ЦИТИРУЕМЫЙ ОТРЫВОК =
====

Превращение праздничных дней в дни скорби обнажает их глубинное назначение — конструирование культурной памяти. Порвав с прошлым, которое рисовалось мрачным и полным страданий, новая власть создавала обновленный культ предков. Население должно было идентифицировать себя не с прежними поколениями лояльных подданных российской короны, а с бунтарями — жертвами старого порядка и антибольшевистских режимов, или героями, павшими в боях с «немецко-большевистской» властью.

Праздники отвечали не только на вопрос о корнях новой общности, но и о ее предназначении. Торжества в ранней Советской России были проникнуты духом наднационального мессианства. Праздничные газетные заголовки и транспаранты пестрели такими лозунгами, как: «Смерть капиталу!», «Да здравствует всемирный Совет народных комиссаров!», «Вперед, к окончательному торжеству коммунизма!» Из солидарности с революцией в Германии 1918 г. они писались иногда стилизованными готическими буквами.

====

ЗАПИСИ НАБОРА ДАННЫХ =
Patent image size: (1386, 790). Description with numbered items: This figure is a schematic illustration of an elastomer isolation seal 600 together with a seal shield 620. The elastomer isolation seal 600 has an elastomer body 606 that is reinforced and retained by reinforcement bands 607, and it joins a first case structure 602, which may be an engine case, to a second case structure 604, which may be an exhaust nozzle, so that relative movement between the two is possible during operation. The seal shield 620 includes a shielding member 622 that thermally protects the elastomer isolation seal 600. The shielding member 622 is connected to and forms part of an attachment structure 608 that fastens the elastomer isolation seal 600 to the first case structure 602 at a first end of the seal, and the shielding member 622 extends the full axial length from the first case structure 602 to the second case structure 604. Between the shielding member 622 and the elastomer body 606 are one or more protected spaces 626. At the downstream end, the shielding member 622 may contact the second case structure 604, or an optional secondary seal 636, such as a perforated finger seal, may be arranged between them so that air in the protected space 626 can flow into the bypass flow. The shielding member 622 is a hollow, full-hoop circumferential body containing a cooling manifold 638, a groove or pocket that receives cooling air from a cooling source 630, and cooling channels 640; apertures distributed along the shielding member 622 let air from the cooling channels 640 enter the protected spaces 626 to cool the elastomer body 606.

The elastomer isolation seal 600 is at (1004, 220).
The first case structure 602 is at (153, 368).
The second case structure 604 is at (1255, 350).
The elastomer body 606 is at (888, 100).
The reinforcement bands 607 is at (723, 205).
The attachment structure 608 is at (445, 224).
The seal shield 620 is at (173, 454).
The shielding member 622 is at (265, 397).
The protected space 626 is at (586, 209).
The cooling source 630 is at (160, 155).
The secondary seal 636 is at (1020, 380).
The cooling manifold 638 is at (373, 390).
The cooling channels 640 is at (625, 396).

====

УЧЕБНЫЕ ЗАДАНИЯ =
[A] Ответьте, пожалуйста, по отрывку о советских праздниках:
(i) Какое глубинное назначение праздничных дней обнажает их превращение в дни скорби?
(ii) Каким духом были проникнуты торжества в ранней Советской России?
(iii) Из солидарности с чем лозунги иногда писались стилизованными готическими буквами?
[B] Перечислите все лозунги, которые приводятся в отрывке о советских праздниках.
[C] Перепишите часть отрывка о советских праздниках от «Праздники отвечали не» до «стилизованными готическими буквами.», подставив «плакаты» вместо «транспаранты».

ОТВЕТЫ =
[A]
(i) Конструирование культурной памяти.
(ii) Духом наднационального мессианства.
(iii) С революцией в Германии 1918 г.

[B]
«Смерть капиталу!»
«Да здравствует всемирный Совет народных комиссаров!»
«Вперед, к окончательному торжеству коммунизма!»

[C]
Праздники отвечали не только на вопрос о корнях новой общности, но и о ее предназначении. Торжества в ранней Советской России были проникнуты духом наднационального мессианства. Праздничные газетные заголовки и плакаты пестрели такими лозунгами, как: «Смерть капиталу!», «Да здравствует всемирный Совет народных комиссаров!», «Вперед, к окончательному торжеству коммунизма!» Из солидарности с революцией в Германии 1918 г. они писались иногда стилизованными готическими буквами.